#### Problem statement
Look through the material below for "määr". Copy every line that contains it.

#### Data extract
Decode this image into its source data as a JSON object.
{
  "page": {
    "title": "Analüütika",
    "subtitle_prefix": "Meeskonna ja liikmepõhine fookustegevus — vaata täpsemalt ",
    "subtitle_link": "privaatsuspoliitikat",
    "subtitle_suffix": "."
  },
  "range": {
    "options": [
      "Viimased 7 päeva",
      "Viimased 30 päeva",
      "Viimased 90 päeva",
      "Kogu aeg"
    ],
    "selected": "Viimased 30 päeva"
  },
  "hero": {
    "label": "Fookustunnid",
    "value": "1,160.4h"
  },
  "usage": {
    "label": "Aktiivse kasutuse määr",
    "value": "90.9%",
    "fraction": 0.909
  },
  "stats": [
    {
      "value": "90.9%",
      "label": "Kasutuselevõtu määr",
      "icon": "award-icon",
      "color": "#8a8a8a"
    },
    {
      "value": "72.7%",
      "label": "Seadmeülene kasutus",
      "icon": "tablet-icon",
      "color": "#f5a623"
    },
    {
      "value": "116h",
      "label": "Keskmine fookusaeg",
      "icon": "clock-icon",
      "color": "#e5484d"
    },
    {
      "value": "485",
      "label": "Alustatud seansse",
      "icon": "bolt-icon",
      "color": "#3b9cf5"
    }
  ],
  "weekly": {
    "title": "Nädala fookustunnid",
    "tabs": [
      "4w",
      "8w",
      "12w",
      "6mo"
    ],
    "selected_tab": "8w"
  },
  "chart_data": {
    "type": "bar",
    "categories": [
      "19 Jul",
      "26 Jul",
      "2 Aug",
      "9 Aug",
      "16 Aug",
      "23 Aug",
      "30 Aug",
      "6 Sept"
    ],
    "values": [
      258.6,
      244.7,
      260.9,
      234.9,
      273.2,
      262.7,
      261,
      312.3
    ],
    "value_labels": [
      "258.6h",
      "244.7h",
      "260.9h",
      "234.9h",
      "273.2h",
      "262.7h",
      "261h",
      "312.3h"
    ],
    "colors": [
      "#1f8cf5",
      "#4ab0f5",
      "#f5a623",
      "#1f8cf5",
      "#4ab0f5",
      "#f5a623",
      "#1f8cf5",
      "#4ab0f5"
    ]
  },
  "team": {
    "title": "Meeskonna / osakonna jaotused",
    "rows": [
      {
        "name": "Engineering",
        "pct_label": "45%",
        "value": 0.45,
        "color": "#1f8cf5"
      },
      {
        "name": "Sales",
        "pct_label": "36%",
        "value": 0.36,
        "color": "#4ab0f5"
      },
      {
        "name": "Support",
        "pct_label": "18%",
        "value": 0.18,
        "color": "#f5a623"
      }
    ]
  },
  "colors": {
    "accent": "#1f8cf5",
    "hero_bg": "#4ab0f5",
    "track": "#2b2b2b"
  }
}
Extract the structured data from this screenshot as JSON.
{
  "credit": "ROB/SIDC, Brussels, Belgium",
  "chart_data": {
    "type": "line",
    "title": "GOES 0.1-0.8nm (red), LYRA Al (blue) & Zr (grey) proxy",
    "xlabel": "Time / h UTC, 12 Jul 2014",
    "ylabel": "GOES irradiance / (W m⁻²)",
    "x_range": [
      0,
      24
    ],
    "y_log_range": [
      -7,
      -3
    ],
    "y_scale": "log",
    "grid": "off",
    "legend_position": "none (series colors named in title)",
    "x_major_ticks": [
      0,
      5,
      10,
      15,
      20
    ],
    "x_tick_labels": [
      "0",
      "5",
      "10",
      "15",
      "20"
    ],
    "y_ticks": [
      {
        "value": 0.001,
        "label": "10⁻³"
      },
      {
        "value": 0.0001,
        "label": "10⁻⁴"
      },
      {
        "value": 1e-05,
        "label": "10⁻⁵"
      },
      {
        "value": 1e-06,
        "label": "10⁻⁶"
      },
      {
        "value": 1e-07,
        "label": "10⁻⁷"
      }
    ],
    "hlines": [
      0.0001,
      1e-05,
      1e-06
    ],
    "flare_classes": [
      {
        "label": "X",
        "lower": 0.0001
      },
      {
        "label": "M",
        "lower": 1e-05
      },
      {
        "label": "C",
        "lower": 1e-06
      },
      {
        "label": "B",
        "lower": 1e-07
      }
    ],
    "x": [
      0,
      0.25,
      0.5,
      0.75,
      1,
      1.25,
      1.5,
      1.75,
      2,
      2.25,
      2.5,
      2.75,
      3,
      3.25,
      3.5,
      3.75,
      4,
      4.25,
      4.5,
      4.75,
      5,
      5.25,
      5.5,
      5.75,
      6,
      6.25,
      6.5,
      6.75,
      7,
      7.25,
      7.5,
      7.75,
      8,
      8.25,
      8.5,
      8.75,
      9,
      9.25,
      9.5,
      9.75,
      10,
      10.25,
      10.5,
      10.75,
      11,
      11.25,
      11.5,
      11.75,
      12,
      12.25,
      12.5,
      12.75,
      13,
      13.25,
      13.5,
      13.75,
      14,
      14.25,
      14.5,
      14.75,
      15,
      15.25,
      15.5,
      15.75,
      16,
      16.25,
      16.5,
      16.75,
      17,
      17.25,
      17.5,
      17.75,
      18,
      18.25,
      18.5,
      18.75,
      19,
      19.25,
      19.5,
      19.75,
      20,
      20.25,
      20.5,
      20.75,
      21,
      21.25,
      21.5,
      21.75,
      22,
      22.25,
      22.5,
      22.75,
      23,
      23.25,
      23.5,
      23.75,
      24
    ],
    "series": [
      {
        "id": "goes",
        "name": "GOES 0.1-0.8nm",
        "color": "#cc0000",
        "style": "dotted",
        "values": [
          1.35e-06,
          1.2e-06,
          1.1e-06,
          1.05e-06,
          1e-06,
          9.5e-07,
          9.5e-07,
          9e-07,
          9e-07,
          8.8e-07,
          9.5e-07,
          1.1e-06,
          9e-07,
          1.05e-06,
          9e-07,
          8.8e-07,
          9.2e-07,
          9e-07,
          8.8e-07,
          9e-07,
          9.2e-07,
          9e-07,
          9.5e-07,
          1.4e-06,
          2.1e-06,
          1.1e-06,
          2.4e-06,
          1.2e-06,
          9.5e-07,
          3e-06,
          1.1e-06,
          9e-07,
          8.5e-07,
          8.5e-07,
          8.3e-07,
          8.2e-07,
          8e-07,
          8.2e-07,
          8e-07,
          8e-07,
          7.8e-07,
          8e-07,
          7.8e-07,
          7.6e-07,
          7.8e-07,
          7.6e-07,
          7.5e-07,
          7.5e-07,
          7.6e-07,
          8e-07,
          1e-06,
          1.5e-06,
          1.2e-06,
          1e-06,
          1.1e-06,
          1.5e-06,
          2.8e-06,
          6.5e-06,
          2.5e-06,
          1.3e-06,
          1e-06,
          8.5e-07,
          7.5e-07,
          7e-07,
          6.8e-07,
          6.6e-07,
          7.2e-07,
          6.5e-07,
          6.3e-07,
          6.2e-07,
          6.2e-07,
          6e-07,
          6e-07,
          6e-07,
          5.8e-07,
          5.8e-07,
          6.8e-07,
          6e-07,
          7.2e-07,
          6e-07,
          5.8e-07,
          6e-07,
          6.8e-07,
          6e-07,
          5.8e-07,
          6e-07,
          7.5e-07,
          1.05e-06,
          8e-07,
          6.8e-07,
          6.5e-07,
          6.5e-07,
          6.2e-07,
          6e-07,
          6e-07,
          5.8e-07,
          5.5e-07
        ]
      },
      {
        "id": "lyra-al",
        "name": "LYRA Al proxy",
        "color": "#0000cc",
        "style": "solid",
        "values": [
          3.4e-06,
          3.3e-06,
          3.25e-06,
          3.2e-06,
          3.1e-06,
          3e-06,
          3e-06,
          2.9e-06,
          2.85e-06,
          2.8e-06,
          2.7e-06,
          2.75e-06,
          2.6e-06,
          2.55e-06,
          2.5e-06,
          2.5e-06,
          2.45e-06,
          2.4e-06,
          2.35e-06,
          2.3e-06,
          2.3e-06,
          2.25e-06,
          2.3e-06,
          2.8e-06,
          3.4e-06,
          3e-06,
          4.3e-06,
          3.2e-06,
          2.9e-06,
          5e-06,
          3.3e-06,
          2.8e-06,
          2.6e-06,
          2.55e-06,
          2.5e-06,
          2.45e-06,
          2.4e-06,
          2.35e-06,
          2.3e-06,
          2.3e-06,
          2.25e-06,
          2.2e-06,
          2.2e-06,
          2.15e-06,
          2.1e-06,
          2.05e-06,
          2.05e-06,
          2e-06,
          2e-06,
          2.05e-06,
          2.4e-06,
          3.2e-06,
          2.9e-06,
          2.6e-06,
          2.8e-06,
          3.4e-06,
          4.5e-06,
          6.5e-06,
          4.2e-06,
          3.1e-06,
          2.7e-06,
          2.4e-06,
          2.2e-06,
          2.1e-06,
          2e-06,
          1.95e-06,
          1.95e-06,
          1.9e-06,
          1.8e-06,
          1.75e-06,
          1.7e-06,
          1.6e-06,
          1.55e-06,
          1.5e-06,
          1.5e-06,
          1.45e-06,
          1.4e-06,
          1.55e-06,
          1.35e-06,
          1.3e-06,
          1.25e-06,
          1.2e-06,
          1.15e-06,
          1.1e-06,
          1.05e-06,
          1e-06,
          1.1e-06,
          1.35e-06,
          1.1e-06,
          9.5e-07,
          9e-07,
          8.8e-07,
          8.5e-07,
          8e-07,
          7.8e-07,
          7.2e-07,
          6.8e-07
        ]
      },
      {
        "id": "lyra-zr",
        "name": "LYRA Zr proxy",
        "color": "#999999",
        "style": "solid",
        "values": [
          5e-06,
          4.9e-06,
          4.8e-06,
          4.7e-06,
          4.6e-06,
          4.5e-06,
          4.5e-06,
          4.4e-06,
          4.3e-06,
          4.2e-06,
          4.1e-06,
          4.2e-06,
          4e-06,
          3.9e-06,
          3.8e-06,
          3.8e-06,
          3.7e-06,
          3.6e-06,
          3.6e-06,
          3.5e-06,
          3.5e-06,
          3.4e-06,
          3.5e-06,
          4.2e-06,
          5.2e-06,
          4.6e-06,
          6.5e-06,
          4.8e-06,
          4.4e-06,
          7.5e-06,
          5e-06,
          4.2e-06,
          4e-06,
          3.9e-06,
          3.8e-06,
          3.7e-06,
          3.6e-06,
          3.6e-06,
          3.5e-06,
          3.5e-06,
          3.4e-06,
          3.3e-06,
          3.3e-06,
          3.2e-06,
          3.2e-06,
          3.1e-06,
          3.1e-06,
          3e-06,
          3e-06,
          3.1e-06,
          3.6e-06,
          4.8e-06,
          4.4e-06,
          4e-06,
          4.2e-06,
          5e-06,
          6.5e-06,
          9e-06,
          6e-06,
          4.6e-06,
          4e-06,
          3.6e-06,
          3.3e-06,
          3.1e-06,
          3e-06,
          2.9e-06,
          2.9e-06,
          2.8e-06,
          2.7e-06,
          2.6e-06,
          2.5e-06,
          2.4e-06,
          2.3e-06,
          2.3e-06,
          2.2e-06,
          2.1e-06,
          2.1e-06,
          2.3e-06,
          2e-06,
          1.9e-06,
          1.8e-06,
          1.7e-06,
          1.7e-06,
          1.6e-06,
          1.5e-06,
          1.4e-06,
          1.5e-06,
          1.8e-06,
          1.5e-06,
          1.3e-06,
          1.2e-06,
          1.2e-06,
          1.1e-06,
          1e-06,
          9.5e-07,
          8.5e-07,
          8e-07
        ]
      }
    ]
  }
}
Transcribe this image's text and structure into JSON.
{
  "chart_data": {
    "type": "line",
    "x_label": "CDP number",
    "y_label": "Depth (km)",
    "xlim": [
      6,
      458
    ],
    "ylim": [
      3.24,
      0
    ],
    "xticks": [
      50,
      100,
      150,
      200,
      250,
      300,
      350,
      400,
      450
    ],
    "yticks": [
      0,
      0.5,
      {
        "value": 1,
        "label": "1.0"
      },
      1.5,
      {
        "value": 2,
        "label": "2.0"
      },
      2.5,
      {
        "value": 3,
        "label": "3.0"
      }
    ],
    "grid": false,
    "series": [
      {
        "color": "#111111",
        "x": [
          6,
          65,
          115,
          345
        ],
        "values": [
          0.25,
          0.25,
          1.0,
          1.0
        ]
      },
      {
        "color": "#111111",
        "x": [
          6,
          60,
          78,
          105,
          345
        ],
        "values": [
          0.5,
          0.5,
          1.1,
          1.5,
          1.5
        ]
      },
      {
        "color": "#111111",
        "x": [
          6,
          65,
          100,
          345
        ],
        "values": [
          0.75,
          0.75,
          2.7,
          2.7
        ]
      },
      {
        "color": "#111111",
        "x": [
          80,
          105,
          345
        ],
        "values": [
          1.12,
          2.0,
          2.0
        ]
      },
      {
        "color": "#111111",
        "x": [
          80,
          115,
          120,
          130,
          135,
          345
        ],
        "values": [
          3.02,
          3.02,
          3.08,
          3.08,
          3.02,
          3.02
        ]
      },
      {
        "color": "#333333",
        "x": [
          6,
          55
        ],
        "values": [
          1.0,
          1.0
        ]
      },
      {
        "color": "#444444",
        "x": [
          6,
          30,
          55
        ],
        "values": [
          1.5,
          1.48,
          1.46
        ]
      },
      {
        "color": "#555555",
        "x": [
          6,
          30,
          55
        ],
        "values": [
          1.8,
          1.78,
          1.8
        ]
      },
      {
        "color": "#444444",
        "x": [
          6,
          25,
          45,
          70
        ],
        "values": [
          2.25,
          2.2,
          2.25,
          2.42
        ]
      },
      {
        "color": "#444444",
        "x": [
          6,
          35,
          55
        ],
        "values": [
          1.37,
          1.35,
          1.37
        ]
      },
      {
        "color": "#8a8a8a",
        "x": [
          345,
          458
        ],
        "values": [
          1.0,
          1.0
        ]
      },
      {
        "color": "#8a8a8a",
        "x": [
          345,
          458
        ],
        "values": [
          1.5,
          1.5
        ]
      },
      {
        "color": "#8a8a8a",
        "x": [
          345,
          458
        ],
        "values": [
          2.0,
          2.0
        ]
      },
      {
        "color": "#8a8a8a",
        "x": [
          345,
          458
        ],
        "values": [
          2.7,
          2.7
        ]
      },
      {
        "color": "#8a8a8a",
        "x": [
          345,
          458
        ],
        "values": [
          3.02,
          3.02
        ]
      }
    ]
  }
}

#### Solved problem
    "label": "Aktiivse kasutuse määr",
      "label": "Kasutuselevõtu määr",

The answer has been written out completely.